> [Quoted text]:
■ ■ ■ ■ ■

Once in Saintes proper, I stopped to retrieve the address of the lodging I'd booked and see if Garmin could find it. No luck, so I used Google maps and put my phone in my jersey pocket. I hadn't gone far when I felt raindrops. I was riding through a park at the time so I stopped to dig out my rain jacket, put it on, and move the phone to the chest pocket.
By the time I'd gone 50 metres the sky had opened. I joined a couple of people taking shelter under some trees and saw others sheltering under the few building overhangs and even several under the nearby pedestrian bridge. Did I mention there were actually people out and about in Saintes?
We waited for the rain to die down but it only intensified. The raindrops were coming down so hard they bounced in the puddles. Then there was hail. Everywhere there was at least a cm of water on the ground and flowing across it. The arched pedestrian bridge was a river, with water flowing more than 5 cm deep. I looked at my phone. My lodging was two minutes away (said Google Maps) and everything below my jacket (but not underneath it) was soaked through. So much water had run down my legs that my shoes were swimming pools. I couldn't get any wetter so I set off, riding through streets that were shallow rivers. No photos of the rain, though. I thought my handlebar bag might have flooded if I opened it to get out my weather-resistant camera!

■ ■ ■ ■ ■

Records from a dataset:
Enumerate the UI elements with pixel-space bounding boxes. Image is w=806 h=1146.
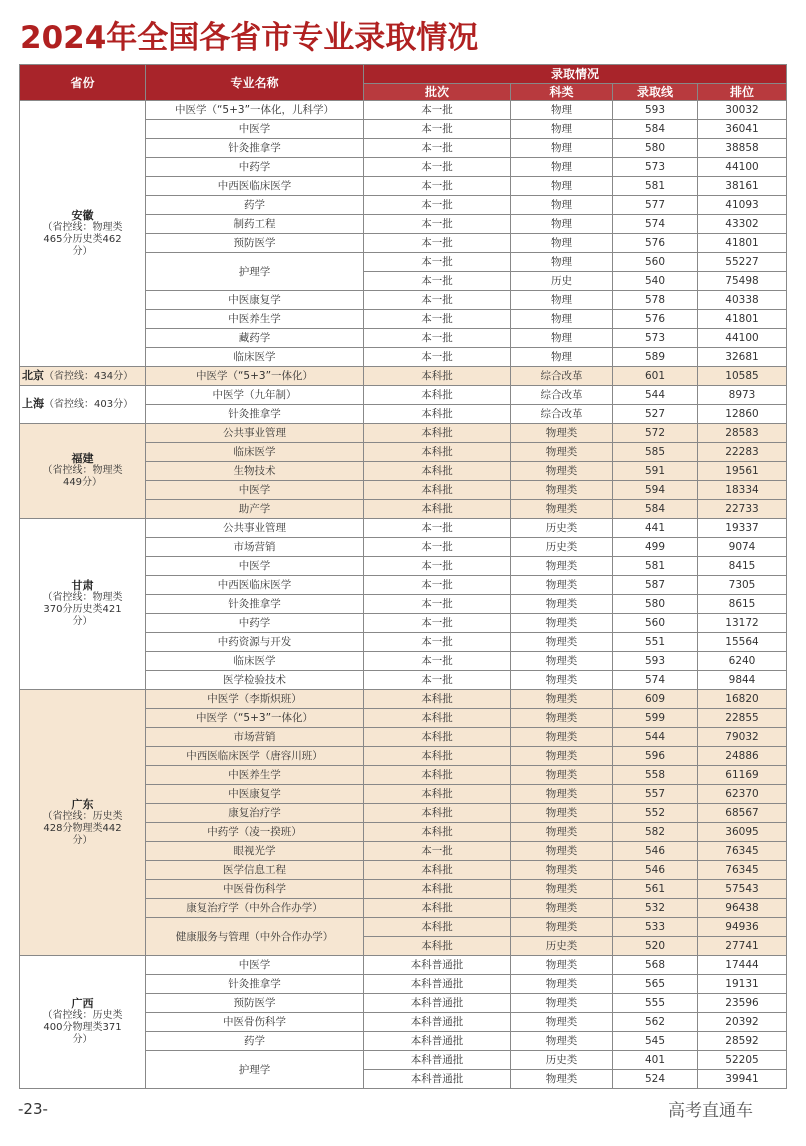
batch-cell: 本一批 — [364, 101, 511, 120]
rank-cell: 16820 — [698, 690, 787, 709]
major-name: 中医学（九年制） — [146, 386, 364, 405]
score-cell: 581 — [613, 557, 698, 576]
score-cell: 532 — [613, 899, 698, 918]
batch-cell: 本科批 — [364, 500, 511, 519]
score-cell: 544 — [613, 728, 698, 747]
table-row — [20, 101, 787, 120]
major-name: 中医骨伤科学 — [146, 1013, 364, 1032]
batch-cell: 本一批 — [364, 671, 511, 690]
score-cell: 574 — [613, 215, 698, 234]
batch-cell: 本科批 — [364, 899, 511, 918]
province-cell — [20, 367, 146, 386]
major-name: 中医学（“5+3”一体化，儿科学） — [146, 101, 364, 120]
page-number: -23- — [18, 1100, 48, 1118]
province-cell — [20, 386, 146, 424]
batch-cell: 本科批 — [364, 918, 511, 937]
province-note: （省控线：物理类449分） — [42, 465, 123, 488]
rank-cell: 28592 — [698, 1032, 787, 1051]
province-note: （省控线：434分） — [44, 370, 134, 382]
batch-cell: 本一批 — [364, 519, 511, 538]
major-name: 中医骨伤科学 — [146, 880, 364, 899]
page-title: 2024年全国各省市专业录取情况 — [20, 20, 479, 56]
major-name: 中西医临床医学（唐容川班） — [146, 747, 364, 766]
score-cell: 520 — [613, 937, 698, 956]
subject-cell: 物理类 — [511, 424, 613, 443]
batch-cell: 本科批 — [364, 709, 511, 728]
subject-cell: 历史类 — [511, 937, 613, 956]
score-cell: 587 — [613, 576, 698, 595]
subject-cell: 物理 — [511, 139, 613, 158]
subject-cell: 物理类 — [511, 462, 613, 481]
province-cell — [20, 956, 146, 1089]
major-name: 药学 — [146, 1032, 364, 1051]
score-cell: 533 — [613, 918, 698, 937]
subject-cell: 物理类 — [511, 861, 613, 880]
batch-cell: 本科普通批 — [364, 1070, 511, 1089]
score-cell: 577 — [613, 196, 698, 215]
rank-cell: 44100 — [698, 329, 787, 348]
major-name: 预防医学 — [146, 234, 364, 253]
subject-cell: 物理 — [511, 215, 613, 234]
subject-cell: 物理类 — [511, 766, 613, 785]
major-name: 制药工程 — [146, 215, 364, 234]
batch-cell: 本一批 — [364, 633, 511, 652]
major-name: 中医康复学 — [146, 785, 364, 804]
batch-cell: 本科普通批 — [364, 975, 511, 994]
batch-cell: 本科普通批 — [364, 1032, 511, 1051]
rank-cell: 19561 — [698, 462, 787, 481]
rank-cell: 41801 — [698, 234, 787, 253]
subject-cell: 物理 — [511, 310, 613, 329]
score-cell: 573 — [613, 158, 698, 177]
rank-cell: 19131 — [698, 975, 787, 994]
subject-cell: 综合改革 — [511, 405, 613, 424]
score-cell: 562 — [613, 1013, 698, 1032]
rank-cell: 22733 — [698, 500, 787, 519]
rank-cell: 15564 — [698, 633, 787, 652]
batch-cell: 本科批 — [364, 880, 511, 899]
major-name: 医学检验技术 — [146, 671, 364, 690]
batch-cell: 本一批 — [364, 158, 511, 177]
major-name: 健康服务与管理（中外合作办学） — [146, 918, 364, 956]
rank-cell: 57543 — [698, 880, 787, 899]
rank-cell: 6240 — [698, 652, 787, 671]
header-subject: 科类 — [511, 84, 613, 101]
score-cell: 576 — [613, 234, 698, 253]
batch-cell: 本一批 — [364, 310, 511, 329]
major-name: 康复治疗学（中外合作办学） — [146, 899, 364, 918]
score-cell: 565 — [613, 975, 698, 994]
subject-cell: 物理类 — [511, 994, 613, 1013]
batch-cell: 本一批 — [364, 234, 511, 253]
major-name: 眼视光学 — [146, 842, 364, 861]
header-batch: 批次 — [364, 84, 511, 101]
subject-cell: 物理 — [511, 329, 613, 348]
rank-cell: 44100 — [698, 158, 787, 177]
subject-cell: 物理类 — [511, 918, 613, 937]
major-name: 中医学（李斯炽班） — [146, 690, 364, 709]
major-name: 中医养生学 — [146, 766, 364, 785]
major-name: 生物技术 — [146, 462, 364, 481]
score-cell: 524 — [613, 1070, 698, 1089]
score-cell: 584 — [613, 120, 698, 139]
score-cell: 585 — [613, 443, 698, 462]
major-name: 中医学 — [146, 557, 364, 576]
rank-cell: 40338 — [698, 291, 787, 310]
score-cell: 572 — [613, 424, 698, 443]
score-cell: 574 — [613, 671, 698, 690]
score-cell: 560 — [613, 253, 698, 272]
province-name: 甘肃 — [71, 579, 94, 592]
subject-cell: 物理 — [511, 234, 613, 253]
score-cell: 591 — [613, 462, 698, 481]
score-cell: 499 — [613, 538, 698, 557]
subject-cell: 物理类 — [511, 842, 613, 861]
major-name: 公共事业管理 — [146, 424, 364, 443]
score-cell: 596 — [613, 747, 698, 766]
province-cell — [20, 424, 146, 519]
score-cell: 558 — [613, 766, 698, 785]
rank-cell: 17444 — [698, 956, 787, 975]
subject-cell: 物理 — [511, 177, 613, 196]
major-name: 护理学 — [146, 253, 364, 291]
subject-cell: 物理类 — [511, 1032, 613, 1051]
province-cell — [20, 690, 146, 956]
rank-cell: 52205 — [698, 1051, 787, 1070]
batch-cell: 本科普通批 — [364, 1013, 511, 1032]
score-cell: 581 — [613, 177, 698, 196]
batch-cell: 本一批 — [364, 614, 511, 633]
major-name: 中药资源与开发 — [146, 633, 364, 652]
province-note: （省控线：物理类370分历史类421分） — [42, 592, 123, 627]
major-name: 中医学（“5+3”一体化） — [146, 709, 364, 728]
rank-cell: 23596 — [698, 994, 787, 1013]
rank-cell: 41093 — [698, 196, 787, 215]
score-cell: 546 — [613, 842, 698, 861]
major-name: 中药学 — [146, 158, 364, 177]
major-name: 医学信息工程 — [146, 861, 364, 880]
score-cell: 441 — [613, 519, 698, 538]
subject-cell: 物理 — [511, 253, 613, 272]
major-name: 中医养生学 — [146, 310, 364, 329]
rank-cell: 36041 — [698, 120, 787, 139]
rank-cell: 28583 — [698, 424, 787, 443]
rank-cell: 27741 — [698, 937, 787, 956]
rank-cell: 62370 — [698, 785, 787, 804]
major-name: 针灸推拿学 — [146, 975, 364, 994]
major-name: 针灸推拿学 — [146, 139, 364, 158]
rank-cell: 76345 — [698, 861, 787, 880]
batch-cell: 本科批 — [364, 804, 511, 823]
batch-cell: 本一批 — [364, 329, 511, 348]
score-cell: 544 — [613, 386, 698, 405]
major-name: 临床医学 — [146, 652, 364, 671]
batch-cell: 本科批 — [364, 823, 511, 842]
major-name: 药学 — [146, 196, 364, 215]
rank-cell: 24886 — [698, 747, 787, 766]
batch-cell: 本一批 — [364, 139, 511, 158]
score-cell: 555 — [613, 994, 698, 1013]
subject-cell: 物理类 — [511, 671, 613, 690]
score-cell: 573 — [613, 329, 698, 348]
batch-cell: 本一批 — [364, 652, 511, 671]
batch-cell: 本科批 — [364, 386, 511, 405]
rank-cell: 61169 — [698, 766, 787, 785]
rank-cell: 22855 — [698, 709, 787, 728]
province-name: 广西 — [71, 997, 94, 1010]
score-cell: 540 — [613, 272, 698, 291]
rank-cell: 68567 — [698, 804, 787, 823]
rank-cell: 9844 — [698, 671, 787, 690]
batch-cell: 本一批 — [364, 120, 511, 139]
rank-cell: 39941 — [698, 1070, 787, 1089]
province-cell — [20, 519, 146, 690]
table-row — [20, 956, 787, 975]
subject-cell: 物理类 — [511, 785, 613, 804]
subject-cell: 物理 — [511, 196, 613, 215]
rank-cell: 8615 — [698, 595, 787, 614]
province-name: 安徽 — [71, 208, 94, 222]
header-score: 录取线 — [613, 84, 698, 101]
batch-cell: 本一批 — [364, 538, 511, 557]
score-cell: 546 — [613, 861, 698, 880]
rank-cell: 18334 — [698, 481, 787, 500]
subject-cell: 物理类 — [511, 823, 613, 842]
subject-cell: 物理 — [511, 291, 613, 310]
subject-cell: 历史类 — [511, 1051, 613, 1070]
rank-cell: 79032 — [698, 728, 787, 747]
rank-cell: 43302 — [698, 215, 787, 234]
subject-cell: 物理类 — [511, 576, 613, 595]
rank-cell: 32681 — [698, 348, 787, 367]
batch-cell: 本一批 — [364, 348, 511, 367]
table-row — [20, 424, 787, 443]
major-name: 针灸推拿学 — [146, 405, 364, 424]
province-note: （省控线：物理类465分历史类462分） — [42, 221, 123, 257]
header-admission: 录取情况 — [364, 65, 787, 84]
score-cell: 527 — [613, 405, 698, 424]
batch-cell: 本科批 — [364, 424, 511, 443]
subject-cell: 物理类 — [511, 880, 613, 899]
score-cell: 551 — [613, 633, 698, 652]
batch-cell: 本一批 — [364, 291, 511, 310]
major-name: 中西医临床医学 — [146, 576, 364, 595]
batch-cell: 本一批 — [364, 595, 511, 614]
header-major: 专业名称 — [146, 65, 364, 101]
rank-cell: 55227 — [698, 253, 787, 272]
major-name: 康复治疗学 — [146, 804, 364, 823]
subject-cell: 物理 — [511, 101, 613, 120]
score-cell: 593 — [613, 652, 698, 671]
score-cell: 593 — [613, 101, 698, 120]
subject-cell: 物理 — [511, 120, 613, 139]
subject-cell: 物理类 — [511, 633, 613, 652]
subject-cell: 物理类 — [511, 804, 613, 823]
subject-cell: 物理类 — [511, 709, 613, 728]
batch-cell: 本科批 — [364, 481, 511, 500]
score-cell: 560 — [613, 614, 698, 633]
rank-cell: 36095 — [698, 823, 787, 842]
rank-cell: 96438 — [698, 899, 787, 918]
major-name: 中药学 — [146, 614, 364, 633]
rank-cell: 38161 — [698, 177, 787, 196]
province-name: 北京 — [22, 368, 44, 382]
watermark: 高考直通车 — [668, 1101, 753, 1121]
batch-cell: 本科批 — [364, 728, 511, 747]
batch-cell: 本科批 — [364, 367, 511, 386]
subject-cell: 物理类 — [511, 557, 613, 576]
score-cell: 599 — [613, 709, 698, 728]
score-cell: 584 — [613, 500, 698, 519]
province-note: （省控线：历史类428分物理类442分） — [42, 810, 123, 846]
major-name: 公共事业管理 — [146, 519, 364, 538]
subject-cell: 物理类 — [511, 728, 613, 747]
major-name: 护理学 — [146, 1051, 364, 1089]
batch-cell: 本一批 — [364, 576, 511, 595]
batch-cell: 本科批 — [364, 690, 511, 709]
table-row — [20, 519, 787, 538]
province-cell — [20, 101, 146, 367]
batch-cell: 本一批 — [364, 557, 511, 576]
score-cell: 582 — [613, 823, 698, 842]
batch-cell: 本一批 — [364, 253, 511, 272]
rank-cell: 76345 — [698, 842, 787, 861]
rank-cell: 13172 — [698, 614, 787, 633]
subject-cell: 物理类 — [511, 956, 613, 975]
batch-cell: 本科普通批 — [364, 994, 511, 1013]
rank-cell: 22283 — [698, 443, 787, 462]
subject-cell: 历史 — [511, 272, 613, 291]
subject-cell: 物理类 — [511, 481, 613, 500]
province-name: 上海 — [22, 397, 44, 410]
score-cell: 557 — [613, 785, 698, 804]
table-body — [20, 101, 787, 1089]
rank-cell: 10585 — [698, 367, 787, 386]
score-cell: 580 — [613, 139, 698, 158]
rank-cell: 12860 — [698, 405, 787, 424]
batch-cell: 本科批 — [364, 405, 511, 424]
rank-cell: 75498 — [698, 272, 787, 291]
batch-cell: 本一批 — [364, 215, 511, 234]
batch-cell: 本一批 — [364, 272, 511, 291]
province-name: 广东 — [71, 797, 94, 811]
major-name: 临床医学 — [146, 443, 364, 462]
score-cell: 594 — [613, 481, 698, 500]
subject-cell: 物理类 — [511, 899, 613, 918]
score-cell: 401 — [613, 1051, 698, 1070]
batch-cell: 本科批 — [364, 443, 511, 462]
batch-cell: 本科普通批 — [364, 956, 511, 975]
batch-cell: 本科普通批 — [364, 1051, 511, 1070]
subject-cell: 物理类 — [511, 975, 613, 994]
subject-cell: 历史类 — [511, 519, 613, 538]
batch-cell: 本一批 — [364, 196, 511, 215]
subject-cell: 物理类 — [511, 1013, 613, 1032]
major-name: 藏药学 — [146, 329, 364, 348]
subject-cell: 物理 — [511, 158, 613, 177]
table-row — [20, 690, 787, 709]
score-cell: 545 — [613, 1032, 698, 1051]
province-name: 福建 — [71, 452, 94, 465]
score-cell: 580 — [613, 595, 698, 614]
table-row — [20, 367, 787, 386]
rank-cell: 41801 — [698, 310, 787, 329]
score-cell: 576 — [613, 310, 698, 329]
batch-cell: 本科批 — [364, 861, 511, 880]
major-name: 中医康复学 — [146, 291, 364, 310]
rank-cell: 19337 — [698, 519, 787, 538]
subject-cell: 物理类 — [511, 614, 613, 633]
score-cell: 589 — [613, 348, 698, 367]
major-name: 市场营销 — [146, 538, 364, 557]
subject-cell: 历史类 — [511, 538, 613, 557]
batch-cell: 本科批 — [364, 462, 511, 481]
major-name: 临床医学 — [146, 348, 364, 367]
major-name: 中医学 — [146, 120, 364, 139]
batch-cell: 本一批 — [364, 177, 511, 196]
batch-cell: 本科批 — [364, 747, 511, 766]
province-note: （省控线：403分） — [44, 399, 134, 410]
rank-cell: 94936 — [698, 918, 787, 937]
major-name: 预防医学 — [146, 994, 364, 1013]
rank-cell: 8973 — [698, 386, 787, 405]
major-name: 中医学 — [146, 956, 364, 975]
major-name: 中医学（“5+3”一体化） — [146, 367, 364, 386]
province-note: （省控线：历史类400分物理类371分） — [42, 1010, 123, 1045]
header-province: 省份 — [20, 65, 146, 101]
rank-cell: 30032 — [698, 101, 787, 120]
major-name: 中医学 — [146, 481, 364, 500]
batch-cell: 本科批 — [364, 785, 511, 804]
subject-cell: 物理类 — [511, 443, 613, 462]
score-cell: 601 — [613, 367, 698, 386]
score-cell: 578 — [613, 291, 698, 310]
major-name: 中西医临床医学 — [146, 177, 364, 196]
subject-cell: 物理类 — [511, 1070, 613, 1089]
subject-cell: 物理类 — [511, 747, 613, 766]
subject-cell: 物理类 — [511, 500, 613, 519]
subject-cell: 综合改革 — [511, 386, 613, 405]
batch-cell: 本一批 — [364, 842, 511, 861]
batch-cell: 本科批 — [364, 937, 511, 956]
header-rank: 排位 — [698, 84, 787, 101]
score-cell: 552 — [613, 804, 698, 823]
rank-cell: 7305 — [698, 576, 787, 595]
subject-cell: 物理类 — [511, 690, 613, 709]
score-cell: 609 — [613, 690, 698, 709]
rank-cell: 8415 — [698, 557, 787, 576]
table-row — [20, 386, 787, 405]
admission-table — [19, 64, 787, 1089]
score-cell: 568 — [613, 956, 698, 975]
major-name: 助产学 — [146, 500, 364, 519]
major-name: 针灸推拿学 — [146, 595, 364, 614]
subject-cell: 综合改革 — [511, 367, 613, 386]
subject-cell: 物理类 — [511, 652, 613, 671]
batch-cell: 本科批 — [364, 766, 511, 785]
rank-cell: 9074 — [698, 538, 787, 557]
major-name: 市场营销 — [146, 728, 364, 747]
score-cell: 561 — [613, 880, 698, 899]
rank-cell: 20392 — [698, 1013, 787, 1032]
subject-cell: 物理类 — [511, 595, 613, 614]
subject-cell: 物理 — [511, 348, 613, 367]
major-name: 中药学（凌一揆班） — [146, 823, 364, 842]
rank-cell: 38858 — [698, 139, 787, 158]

■ ■ ■ ■ ■

> [Requirements]:
1. In the account of the downpour in Saintes, translate the sentence "The raindrops were coming down so hard they bounced in the puddles." into French.
2. Carry on the account of the downpour in Saintes, picking up after its final sentence.

> [Solved problems]:
1. Les gouttes de pluie tombaient si fort qu'elles rebondissaient dans les flaques.

2.
On a side note: last night when I was sitting in my tent, trying to upload my ride, there was a weather alert on my Garmin. Flood warning, it said. What? Although there's a weather function, I have that turned off since it requires phone data (which is expensive at home) and battery power (problematic when camping). I was camping quite close to a river so I looked on a couple of weather apps. Nothing. Now I'm wondering just what goes on in Garmin's little electronic brain...
My hostess brought me and my dripping gear into her garage. I got settled into a lovely room in a very interesting house while the rain slowly abated. By the time I was ready to go out for a walk around Saintes and to find a place to eat, it had stopped and the sky was bright.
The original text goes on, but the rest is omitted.